━━━━━ Information shown ━━━━━

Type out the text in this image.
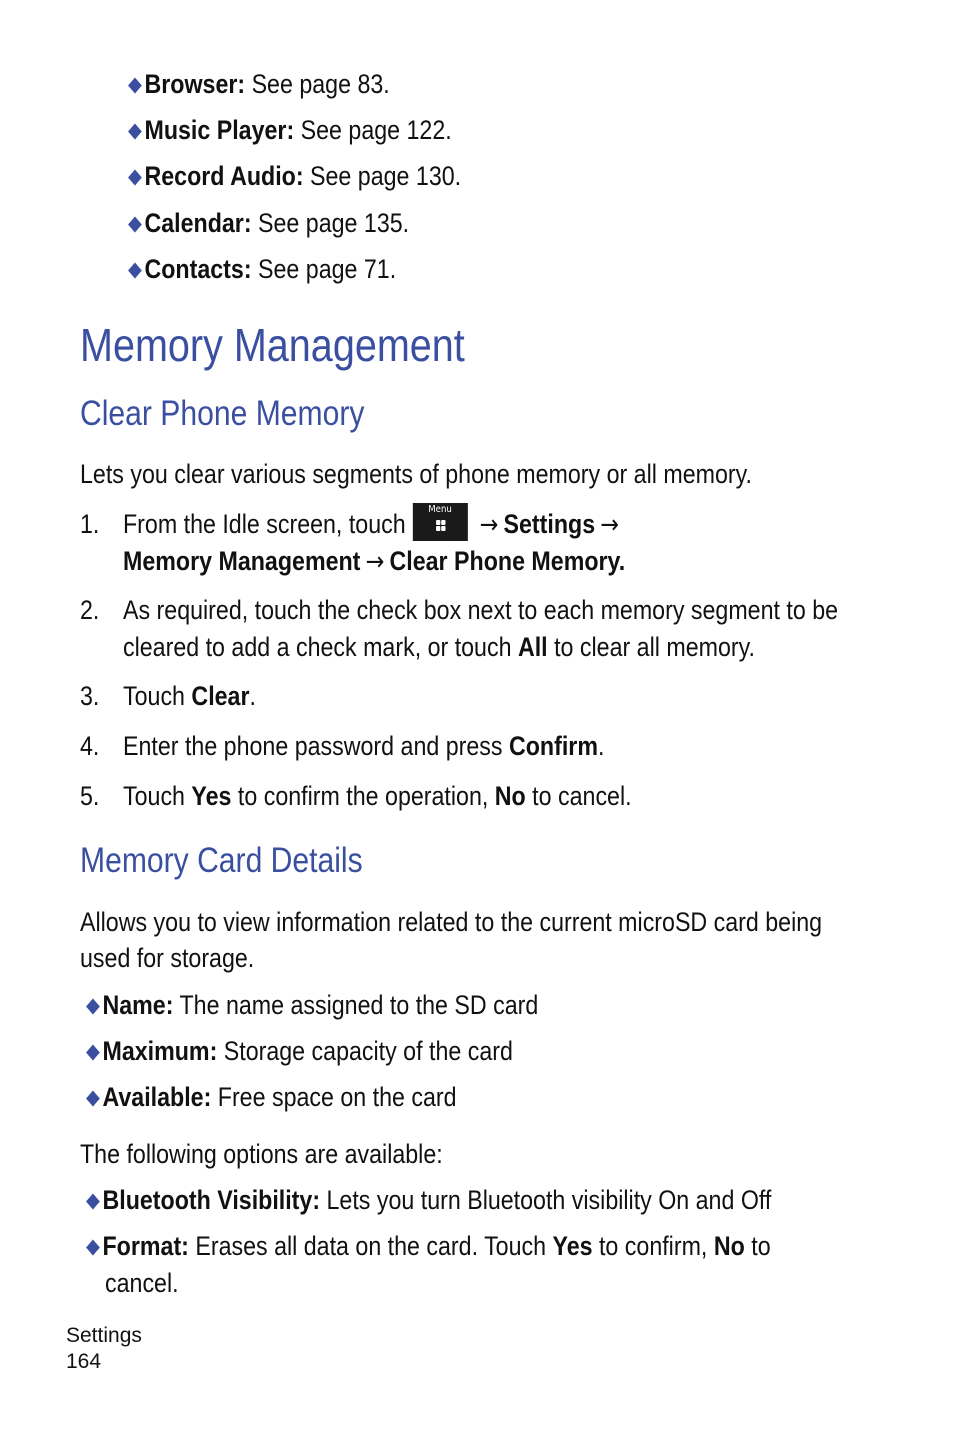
◆Browser: See page 83.
◆Music Player: See page 122.
◆Record Audio: See page 130.
◆Calendar: See page 135.
◆Contacts: See page 71.
Memory Management
Clear Phone Memory
Lets you clear various segments of phone memory or all memory.
1. From the Idle screen, touch	Menu
→ Settings →
Memory Management → Clear Phone Memory.
2. As required, touch the check box next to each memory segment to be
cleared to add a check mark, or touch All to clear all memory.
3. Touch Clear.
4. Enter the phone password and press Confirm.
5. Touch Yes to confirm the operation, No to cancel.
Memory Card Details
Allows you to view information related to the current microSD card being
used for storage.
◆Name: The name assigned to the SD card
◆Maximum: Storage capacity of the card
◆Available: Free space on the card
The following options are available:
◆Bluetooth Visibility: Lets you turn Bluetooth visibility On and Off
◆Format: Erases all data on the card. Touch Yes to confirm, No to
cancel.
Settings
164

━━━━━

◆ Exercise directions: The pictures should not appear in the copy; every other part of the records above must be returned exactly.

◆ Written reply:
Type out the text in this image.
◆Browser: See page 83.
◆Music Player: See page 122.
◆Record Audio: See page 130.
◆Calendar: See page 135.
◆Contacts: See page 71.
Memory Management
Clear Phone Memory
Lets you clear various segments of phone memory or all memory.
1. From the Idle screen, touch	Menu
→ Settings →
Memory Management → Clear Phone Memory.
2. As required, touch the check box next to each memory segment to be
cleared to add a check mark, or touch All to clear all memory.
3. Touch Clear.
4. Enter the phone password and press Confirm.
5. Touch Yes to confirm the operation, No to cancel.
Memory Card Details
Allows you to view information related to the current microSD card being
used for storage.
◆Name: The name assigned to the SD card
◆Maximum: Storage capacity of the card
◆Available: Free space on the card
The following options are available:
◆Bluetooth Visibility: Lets you turn Bluetooth visibility On and Off
◆Format: Erases all data on the card. Touch Yes to confirm, No to
cancel.
Settings
164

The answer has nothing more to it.